*Rows*.

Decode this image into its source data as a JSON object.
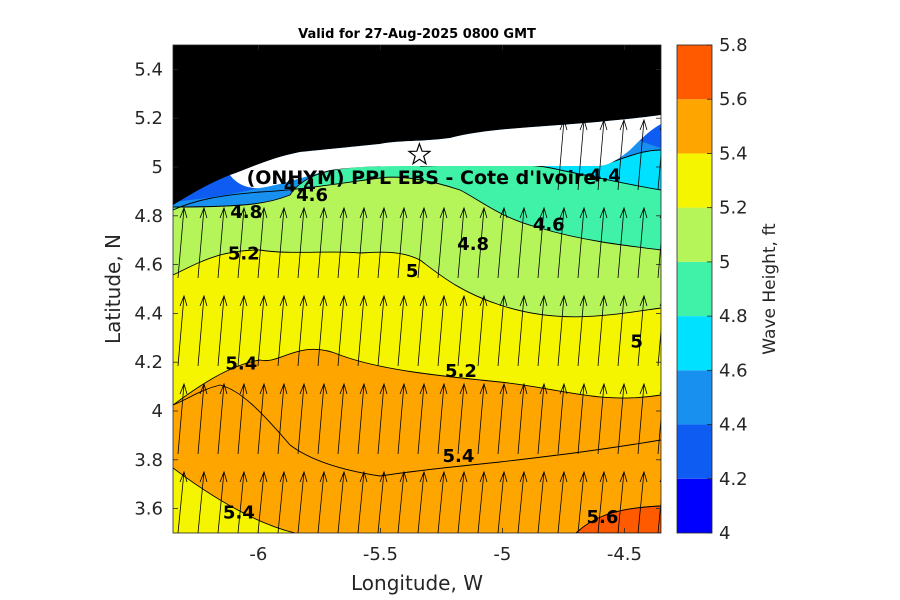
{
  "chart_data": {
    "type": "contour",
    "title": "Valid for 27-Aug-2025 0800 GMT",
    "xlabel": "Longitude, W",
    "ylabel": "Latitude, N",
    "xlim": [
      -6.35,
      -4.35
    ],
    "ylim": [
      3.5,
      5.5
    ],
    "xticks": [
      -6,
      -5.5,
      -5,
      -4.5
    ],
    "xtick_labels": [
      "-6",
      "-5.5",
      "-5",
      "-4.5"
    ],
    "yticks": [
      3.6,
      3.8,
      4,
      4.2,
      4.4,
      4.6,
      4.8,
      5,
      5.2,
      5.4
    ],
    "ytick_labels": [
      "3.6",
      "3.8",
      "4",
      "4.2",
      "4.4",
      "4.6",
      "4.8",
      "5",
      "5.2",
      "5.4"
    ],
    "colorbar": {
      "label": "Wave Height, ft",
      "range": [
        4,
        5.8
      ],
      "ticks": [
        4,
        4.2,
        4.4,
        4.6,
        4.8,
        5,
        5.2,
        5.4,
        5.6,
        5.8
      ],
      "tick_labels": [
        "4",
        "4.2",
        "4.4",
        "4.6",
        "4.8",
        "5",
        "5.2",
        "5.4",
        "5.6",
        "5.8"
      ],
      "colors": [
        "#0000ff",
        "#0f5cf2",
        "#1890f0",
        "#00e0ff",
        "#40f2a8",
        "#b5f55a",
        "#f5f500",
        "#ffa500",
        "#ff5a00"
      ]
    },
    "contour_levels": [
      4.2,
      4.4,
      4.6,
      4.8,
      5,
      5.2,
      5.4,
      5.6
    ],
    "contour_labels": [
      {
        "text": "4.4",
        "lon": -5.83,
        "lat": 4.9
      },
      {
        "text": "4.6",
        "lon": -5.78,
        "lat": 4.86
      },
      {
        "text": "4.8",
        "lon": -6.05,
        "lat": 4.79
      },
      {
        "text": "5.2",
        "lon": -6.06,
        "lat": 4.62
      },
      {
        "text": "5.4",
        "lon": -6.07,
        "lat": 4.17
      },
      {
        "text": "5.4",
        "lon": -6.08,
        "lat": 3.56
      },
      {
        "text": "4.6",
        "lon": -4.81,
        "lat": 4.74
      },
      {
        "text": "4.8",
        "lon": -5.12,
        "lat": 4.66
      },
      {
        "text": "5",
        "lon": -5.37,
        "lat": 4.55
      },
      {
        "text": "5.2",
        "lon": -5.17,
        "lat": 4.14
      },
      {
        "text": "5.4",
        "lon": -5.18,
        "lat": 3.79
      },
      {
        "text": "4.4",
        "lon": -4.58,
        "lat": 4.94
      },
      {
        "text": "5",
        "lon": -4.45,
        "lat": 4.26
      },
      {
        "text": "5.6",
        "lon": -4.59,
        "lat": 3.54
      }
    ],
    "land_color": "#000000",
    "wave_direction": "toward north-northeast",
    "site": {
      "label": "(ONHYM) PPL EBS  - Cote d'Ivoire",
      "lon": -5.34,
      "lat": 5.05,
      "marker": "star"
    }
  }
}
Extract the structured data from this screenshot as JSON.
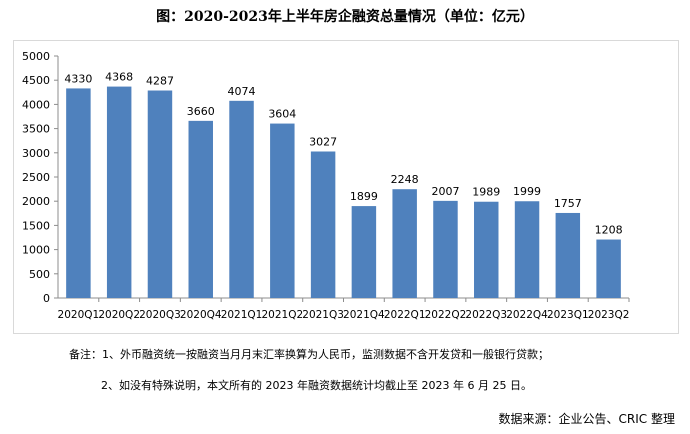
{
  "chart_data": {
    "type": "bar",
    "title": "图：2020-2023年上半年房企融资总量情况（单位：亿元）",
    "categories": [
      "2020Q1",
      "2020Q2",
      "2020Q3",
      "2020Q4",
      "2021Q1",
      "2021Q2",
      "2021Q3",
      "2021Q4",
      "2022Q1",
      "2022Q2",
      "2022Q3",
      "2022Q4",
      "2023Q1",
      "2023Q2"
    ],
    "values": [
      4330,
      4368,
      4287,
      3660,
      4074,
      3604,
      3027,
      1899,
      2248,
      2007,
      1989,
      1999,
      1757,
      1208
    ],
    "yticks": [
      0,
      500,
      1000,
      1500,
      2000,
      2500,
      3000,
      3500,
      4000,
      4500,
      5000
    ],
    "ylim": [
      0,
      5000
    ],
    "xlabel": "",
    "ylabel": "",
    "bar_color": "#4f81bd",
    "grid": false,
    "legend": "none"
  },
  "notes": {
    "line1": "备注：1、外币融资统一按融资当月月末汇率换算为人民币，监测数据不含开发贷和一般银行贷款；",
    "line2": "2、如没有特殊说明，本文所有的 2023 年融资数据统计均截止至 2023 年 6 月 25 日。"
  },
  "source": "数据来源：企业公告、CRIC 整理"
}
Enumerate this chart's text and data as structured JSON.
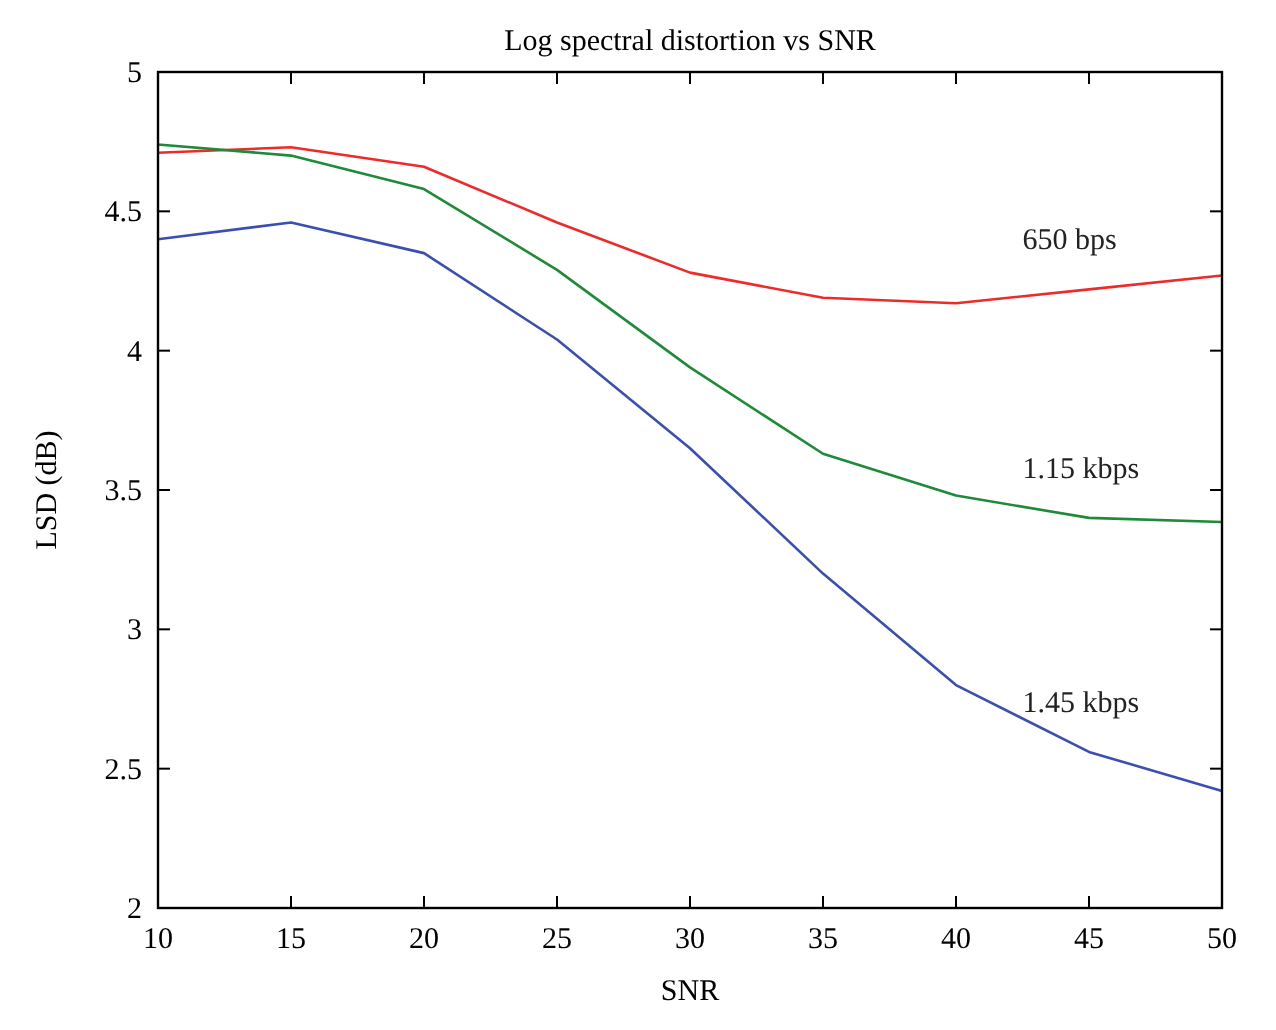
{
  "chart_data": {
    "type": "line",
    "title": "Log spectral distortion vs SNR",
    "xlabel": "SNR",
    "ylabel": "LSD (dB)",
    "x": [
      10,
      15,
      20,
      25,
      30,
      35,
      40,
      45,
      50
    ],
    "xlim": [
      10,
      50
    ],
    "xticks": [
      10,
      15,
      20,
      25,
      30,
      35,
      40,
      45,
      50
    ],
    "ylim": [
      2,
      5
    ],
    "yticks": [
      2,
      2.5,
      3,
      3.5,
      4,
      4.5,
      5
    ],
    "grid": false,
    "series": [
      {
        "name": "650 bps",
        "color": "#ee2a2a",
        "values": [
          4.71,
          4.73,
          4.66,
          4.46,
          4.28,
          4.19,
          4.17,
          4.22,
          4.27
        ]
      },
      {
        "name": "1.15 kbps",
        "color": "#1e8a3a",
        "values": [
          4.74,
          4.7,
          4.58,
          4.29,
          3.94,
          3.63,
          3.48,
          3.4,
          3.385
        ]
      },
      {
        "name": "1.45 kbps",
        "color": "#3a4fb0",
        "values": [
          4.4,
          4.46,
          4.35,
          4.04,
          3.65,
          3.2,
          2.8,
          2.56,
          2.42
        ]
      }
    ]
  }
}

*What is asked*.
Using the entries above, return each line that includes the word "title".

*Complete response*.
    "title": "Valid for 27-Aug-2025 0800 GMT",
    "title": "图：2020-2023年上半年房企融资总量情况（单位：亿元）",
    "title": "Log spectral distortion vs SNR",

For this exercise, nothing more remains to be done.